#### Information supplied

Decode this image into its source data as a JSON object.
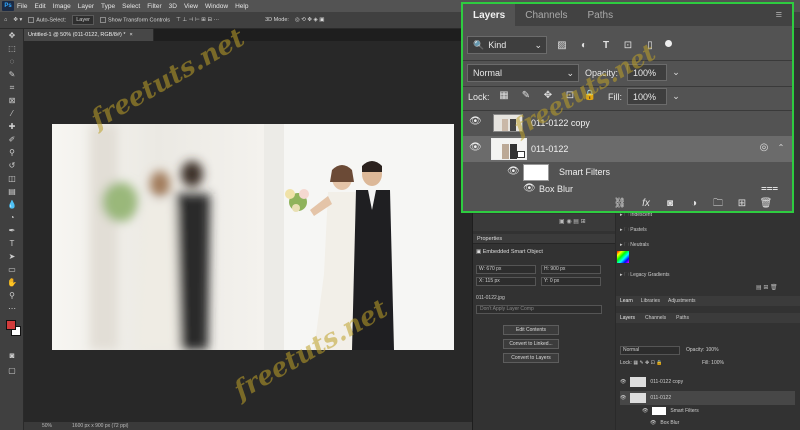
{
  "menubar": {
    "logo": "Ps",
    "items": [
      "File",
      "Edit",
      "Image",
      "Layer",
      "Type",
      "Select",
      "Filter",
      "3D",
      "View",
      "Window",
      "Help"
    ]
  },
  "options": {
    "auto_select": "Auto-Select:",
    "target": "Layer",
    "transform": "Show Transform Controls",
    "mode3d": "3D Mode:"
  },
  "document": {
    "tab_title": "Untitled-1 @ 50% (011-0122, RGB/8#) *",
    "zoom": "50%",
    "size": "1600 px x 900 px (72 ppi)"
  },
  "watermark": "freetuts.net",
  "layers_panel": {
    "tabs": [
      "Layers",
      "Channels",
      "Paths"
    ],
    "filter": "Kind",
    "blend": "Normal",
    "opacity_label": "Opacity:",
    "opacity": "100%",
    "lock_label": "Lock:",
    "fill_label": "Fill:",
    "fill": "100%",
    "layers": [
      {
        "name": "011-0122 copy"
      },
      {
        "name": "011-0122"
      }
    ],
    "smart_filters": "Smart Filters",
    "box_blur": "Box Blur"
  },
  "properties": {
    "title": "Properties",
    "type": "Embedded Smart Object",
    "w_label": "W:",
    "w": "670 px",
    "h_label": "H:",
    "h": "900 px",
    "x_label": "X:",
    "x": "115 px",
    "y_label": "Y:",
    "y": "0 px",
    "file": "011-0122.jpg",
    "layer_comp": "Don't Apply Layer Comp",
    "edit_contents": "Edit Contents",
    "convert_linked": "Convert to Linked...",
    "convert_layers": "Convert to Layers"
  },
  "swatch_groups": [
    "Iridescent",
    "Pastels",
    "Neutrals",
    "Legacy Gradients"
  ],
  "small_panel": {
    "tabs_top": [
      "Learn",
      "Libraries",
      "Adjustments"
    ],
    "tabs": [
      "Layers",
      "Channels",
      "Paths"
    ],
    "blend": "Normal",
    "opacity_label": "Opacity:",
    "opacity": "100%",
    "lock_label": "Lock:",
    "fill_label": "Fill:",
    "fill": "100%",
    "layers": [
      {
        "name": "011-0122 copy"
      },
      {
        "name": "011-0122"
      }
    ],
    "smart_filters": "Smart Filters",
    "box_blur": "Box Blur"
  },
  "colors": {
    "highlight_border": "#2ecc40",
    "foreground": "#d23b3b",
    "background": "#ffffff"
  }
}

########

# Task description:
Restate each entry word for word, please, but drop any images it holds.

# Expected answer:
Decode this image into its source data as a JSON object.
{
  "menubar": {
    "logo": "Ps",
    "items": [
      "File",
      "Edit",
      "Image",
      "Layer",
      "Type",
      "Select",
      "Filter",
      "3D",
      "View",
      "Window",
      "Help"
    ]
  },
  "options": {
    "auto_select": "Auto-Select:",
    "target": "Layer",
    "transform": "Show Transform Controls",
    "mode3d": "3D Mode:"
  },
  "document": {
    "tab_title": "Untitled-1 @ 50% (011-0122, RGB/8#) *",
    "zoom": "50%",
    "size": "1600 px x 900 px (72 ppi)"
  },
  "watermark": "freetuts.net",
  "layers_panel": {
    "tabs": [
      "Layers",
      "Channels",
      "Paths"
    ],
    "filter": "Kind",
    "blend": "Normal",
    "opacity_label": "Opacity:",
    "opacity": "100%",
    "lock_label": "Lock:",
    "fill_label": "Fill:",
    "fill": "100%",
    "layers": [
      {
        "name": "011-0122 copy"
      },
      {
        "name": "011-0122"
      }
    ],
    "smart_filters": "Smart Filters",
    "box_blur": "Box Blur"
  },
  "properties": {
    "title": "Properties",
    "type": "Embedded Smart Object",
    "w_label": "W:",
    "w": "670 px",
    "h_label": "H:",
    "h": "900 px",
    "x_label": "X:",
    "x": "115 px",
    "y_label": "Y:",
    "y": "0 px",
    "file": "011-0122.jpg",
    "layer_comp": "Don't Apply Layer Comp",
    "edit_contents": "Edit Contents",
    "convert_linked": "Convert to Linked...",
    "convert_layers": "Convert to Layers"
  },
  "swatch_groups": [
    "Iridescent",
    "Pastels",
    "Neutrals",
    "Legacy Gradients"
  ],
  "small_panel": {
    "tabs_top": [
      "Learn",
      "Libraries",
      "Adjustments"
    ],
    "tabs": [
      "Layers",
      "Channels",
      "Paths"
    ],
    "blend": "Normal",
    "opacity_label": "Opacity:",
    "opacity": "100%",
    "lock_label": "Lock:",
    "fill_label": "Fill:",
    "fill": "100%",
    "layers": [
      {
        "name": "011-0122 copy"
      },
      {
        "name": "011-0122"
      }
    ],
    "smart_filters": "Smart Filters",
    "box_blur": "Box Blur"
  },
  "colors": {
    "highlight_border": "#2ecc40",
    "foreground": "#d23b3b",
    "background": "#ffffff"
  }
}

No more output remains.